## Records drawn from a dataset
- - - - - - -

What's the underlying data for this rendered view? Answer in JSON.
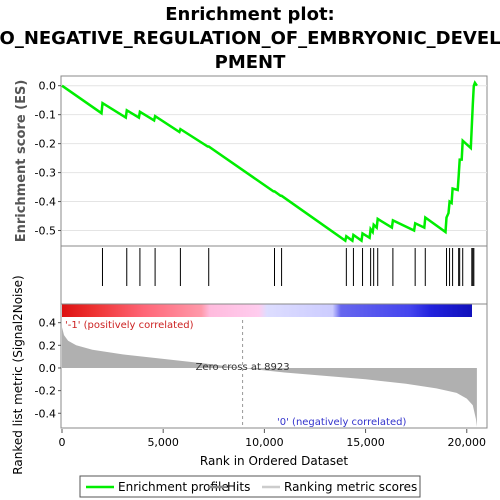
{
  "chart_data": {
    "type": "line",
    "title_lines": [
      "Enrichment plot:",
      "GO_NEGATIVE_REGULATION_OF_EMBRYONIC_DEVELO",
      "PMENT"
    ],
    "es_panel": {
      "ylabel": "Enrichment score (ES)",
      "ylim": [
        -0.55,
        0.03
      ],
      "yticks": [
        0.0,
        -0.1,
        -0.2,
        -0.3,
        -0.4,
        -0.5
      ],
      "ytick_labels": [
        "0.0",
        "-0.1",
        "-0.2",
        "-0.3",
        "-0.4",
        "-0.5"
      ],
      "color": "#00ee00",
      "points": [
        [
          0,
          0.0
        ],
        [
          1950,
          -0.095
        ],
        [
          2000,
          -0.06
        ],
        [
          3150,
          -0.11
        ],
        [
          3200,
          -0.085
        ],
        [
          3800,
          -0.11
        ],
        [
          3850,
          -0.09
        ],
        [
          4550,
          -0.12
        ],
        [
          4600,
          -0.105
        ],
        [
          5800,
          -0.16
        ],
        [
          5850,
          -0.15
        ],
        [
          7200,
          -0.21
        ],
        [
          7250,
          -0.21
        ],
        [
          10450,
          -0.365
        ],
        [
          10500,
          -0.365
        ],
        [
          10800,
          -0.38
        ],
        [
          10850,
          -0.38
        ],
        [
          14000,
          -0.535
        ],
        [
          14050,
          -0.52
        ],
        [
          14350,
          -0.535
        ],
        [
          14400,
          -0.515
        ],
        [
          14800,
          -0.535
        ],
        [
          14850,
          -0.51
        ],
        [
          15200,
          -0.525
        ],
        [
          15250,
          -0.495
        ],
        [
          15350,
          -0.505
        ],
        [
          15400,
          -0.48
        ],
        [
          15550,
          -0.49
        ],
        [
          15600,
          -0.46
        ],
        [
          16300,
          -0.49
        ],
        [
          16350,
          -0.465
        ],
        [
          17400,
          -0.5
        ],
        [
          17450,
          -0.475
        ],
        [
          17900,
          -0.49
        ],
        [
          17950,
          -0.455
        ],
        [
          18950,
          -0.505
        ],
        [
          19000,
          -0.455
        ],
        [
          19100,
          -0.44
        ],
        [
          19150,
          -0.4
        ],
        [
          19250,
          -0.405
        ],
        [
          19300,
          -0.355
        ],
        [
          19550,
          -0.36
        ],
        [
          19600,
          -0.31
        ],
        [
          19650,
          -0.255
        ],
        [
          19750,
          -0.255
        ],
        [
          19800,
          -0.19
        ],
        [
          20200,
          -0.215
        ],
        [
          20250,
          -0.14
        ],
        [
          20300,
          -0.065
        ],
        [
          20350,
          0.0
        ],
        [
          20400,
          0.01
        ],
        [
          20500,
          0.0
        ]
      ]
    },
    "hits_panel": {
      "hit_positions": [
        2000,
        3200,
        3850,
        4600,
        5850,
        7250,
        10500,
        10850,
        14050,
        14400,
        14850,
        15250,
        15400,
        15600,
        16350,
        17450,
        17950,
        19000,
        19150,
        19300,
        19600,
        19650,
        19800,
        20250,
        20300,
        20350
      ]
    },
    "rank_panel": {
      "ylabel": "Ranked list metric (Signal2Noise)",
      "xlabel": "Rank in Ordered Dataset",
      "ylim": [
        -0.53,
        0.45
      ],
      "yticks": [
        0.4,
        0.2,
        0.0,
        -0.2,
        -0.4
      ],
      "ytick_labels": [
        "0.4",
        "0.2",
        "0.0",
        "-0.2",
        "-0.4"
      ],
      "xlim": [
        0,
        21000
      ],
      "xticks": [
        0,
        5000,
        10000,
        15000,
        20000
      ],
      "xtick_labels": [
        "0",
        "5,000",
        "10,000",
        "15,000",
        "20,000"
      ],
      "n_genes": 20500,
      "zero_cross": 8923,
      "zero_cross_label": "Zero cross at 8923",
      "pos_label": "'-1' (positively correlated)",
      "neg_label": "'0' (negatively correlated)",
      "metric_curve": [
        [
          0,
          0.36
        ],
        [
          100,
          0.29
        ],
        [
          300,
          0.24
        ],
        [
          700,
          0.2
        ],
        [
          1500,
          0.16
        ],
        [
          3000,
          0.12
        ],
        [
          5000,
          0.08
        ],
        [
          7000,
          0.04
        ],
        [
          8923,
          0.0
        ],
        [
          11000,
          -0.04
        ],
        [
          13000,
          -0.07
        ],
        [
          15000,
          -0.1
        ],
        [
          17000,
          -0.14
        ],
        [
          18500,
          -0.18
        ],
        [
          19500,
          -0.22
        ],
        [
          20000,
          -0.27
        ],
        [
          20300,
          -0.33
        ],
        [
          20450,
          -0.45
        ],
        [
          20500,
          -0.52
        ]
      ]
    },
    "legend": {
      "items": [
        "Enrichment profile",
        "Hits",
        "Ranking metric scores"
      ]
    }
  }
}
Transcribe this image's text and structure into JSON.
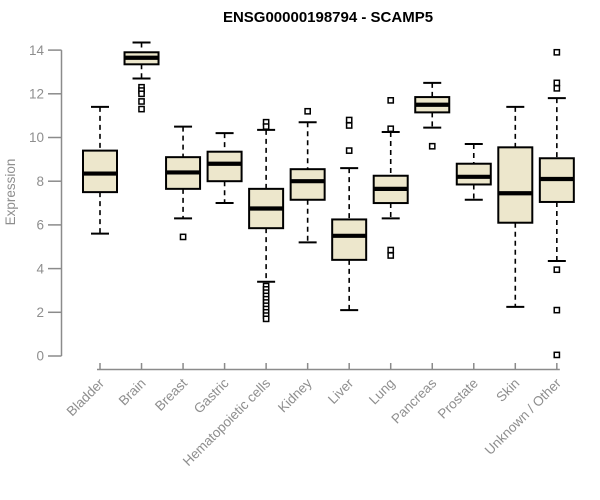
{
  "title": "ENSG00000198794 - SCAMP5",
  "colors": {
    "background": "#ffffff",
    "box_fill": "#ede7cc",
    "box_border": "#000000",
    "median_line": "#000000",
    "whisker": "#000000",
    "outlier_marker": "#000000",
    "axis": "#8b8b8b",
    "tick_text": "#8e8e8e",
    "title_text": "#000000"
  },
  "chart_data": {
    "type": "boxplot",
    "title": "ENSG00000198794 - SCAMP5",
    "xlabel": "",
    "ylabel": "Expression",
    "ylim": [
      0,
      14.6
    ],
    "yticks": [
      0,
      2,
      4,
      6,
      8,
      10,
      12,
      14
    ],
    "grid": false,
    "legend": false,
    "outlier_marker_shape": "open-square",
    "categories": [
      "Bladder",
      "Brain",
      "Breast",
      "Gastric",
      "Hematopoietic cells",
      "Kidney",
      "Liver",
      "Lung",
      "Pancreas",
      "Prostate",
      "Skin",
      "Unknown / Other"
    ],
    "boxes": [
      {
        "category": "Bladder",
        "whisker_low": 5.6,
        "q1": 7.5,
        "median": 8.35,
        "q3": 9.4,
        "whisker_high": 11.4,
        "outliers": []
      },
      {
        "category": "Brain",
        "whisker_low": 12.7,
        "q1": 13.35,
        "median": 13.65,
        "q3": 13.9,
        "whisker_high": 14.35,
        "outliers": [
          12.3,
          12.15,
          12.0,
          11.65,
          11.3
        ]
      },
      {
        "category": "Breast",
        "whisker_low": 6.3,
        "q1": 7.65,
        "median": 8.4,
        "q3": 9.1,
        "whisker_high": 10.5,
        "outliers": [
          5.45
        ]
      },
      {
        "category": "Gastric",
        "whisker_low": 7.0,
        "q1": 8.0,
        "median": 8.8,
        "q3": 9.35,
        "whisker_high": 10.2,
        "outliers": []
      },
      {
        "category": "Hematopoietic cells",
        "whisker_low": 3.4,
        "q1": 5.85,
        "median": 6.75,
        "q3": 7.65,
        "whisker_high": 10.35,
        "outliers": [
          10.7,
          10.5,
          3.2,
          3.05,
          2.9,
          2.75,
          2.6,
          2.45,
          2.3,
          2.15,
          2.0,
          1.85,
          1.7
        ]
      },
      {
        "category": "Kidney",
        "whisker_low": 5.2,
        "q1": 7.15,
        "median": 8.0,
        "q3": 8.55,
        "whisker_high": 10.7,
        "outliers": [
          11.2
        ]
      },
      {
        "category": "Liver",
        "whisker_low": 2.1,
        "q1": 4.4,
        "median": 5.5,
        "q3": 6.25,
        "whisker_high": 8.6,
        "outliers": [
          10.8,
          10.55,
          9.4
        ]
      },
      {
        "category": "Lung",
        "whisker_low": 6.3,
        "q1": 7.0,
        "median": 7.65,
        "q3": 8.25,
        "whisker_high": 10.25,
        "outliers": [
          11.7,
          10.4,
          4.85,
          4.6
        ]
      },
      {
        "category": "Pancreas",
        "whisker_low": 10.45,
        "q1": 11.15,
        "median": 11.5,
        "q3": 11.85,
        "whisker_high": 12.5,
        "outliers": [
          9.6
        ]
      },
      {
        "category": "Prostate",
        "whisker_low": 7.15,
        "q1": 7.85,
        "median": 8.2,
        "q3": 8.8,
        "whisker_high": 9.7,
        "outliers": []
      },
      {
        "category": "Skin",
        "whisker_low": 2.25,
        "q1": 6.1,
        "median": 7.45,
        "q3": 9.55,
        "whisker_high": 11.4,
        "outliers": []
      },
      {
        "category": "Unknown / Other",
        "whisker_low": 4.35,
        "q1": 7.05,
        "median": 8.1,
        "q3": 9.05,
        "whisker_high": 11.8,
        "outliers": [
          13.9,
          12.5,
          12.25,
          3.95,
          2.1,
          0.05
        ]
      }
    ]
  }
}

- - - - - - -

## EXERCISE BRIEF
Only the number is wanted: how many lines of the data contain the word "ylabel"?

## RESULT OF THE TASK
3